Dataset records
• • • • • • •

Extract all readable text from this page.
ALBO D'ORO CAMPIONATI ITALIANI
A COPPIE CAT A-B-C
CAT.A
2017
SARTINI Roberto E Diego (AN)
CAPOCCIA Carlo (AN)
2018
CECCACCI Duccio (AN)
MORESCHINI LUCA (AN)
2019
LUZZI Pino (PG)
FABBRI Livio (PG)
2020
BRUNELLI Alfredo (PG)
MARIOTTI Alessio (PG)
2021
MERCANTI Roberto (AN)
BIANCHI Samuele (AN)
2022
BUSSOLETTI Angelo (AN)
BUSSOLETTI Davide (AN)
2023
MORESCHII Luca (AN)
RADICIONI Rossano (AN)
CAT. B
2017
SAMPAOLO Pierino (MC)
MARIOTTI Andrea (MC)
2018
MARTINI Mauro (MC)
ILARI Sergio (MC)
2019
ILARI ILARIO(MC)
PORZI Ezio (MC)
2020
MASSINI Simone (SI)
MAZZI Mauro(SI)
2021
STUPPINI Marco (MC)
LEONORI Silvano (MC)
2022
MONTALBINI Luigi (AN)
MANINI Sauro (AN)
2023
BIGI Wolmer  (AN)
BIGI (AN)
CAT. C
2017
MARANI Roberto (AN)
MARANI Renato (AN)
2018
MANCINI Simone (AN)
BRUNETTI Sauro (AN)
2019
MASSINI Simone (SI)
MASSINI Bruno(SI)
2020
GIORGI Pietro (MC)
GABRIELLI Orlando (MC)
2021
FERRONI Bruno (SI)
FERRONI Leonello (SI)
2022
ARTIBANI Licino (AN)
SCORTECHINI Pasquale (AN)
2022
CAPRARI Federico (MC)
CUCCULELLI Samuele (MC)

• • • • • • •

Give only the number of lines in the entries that contain "MARIOTTI".

2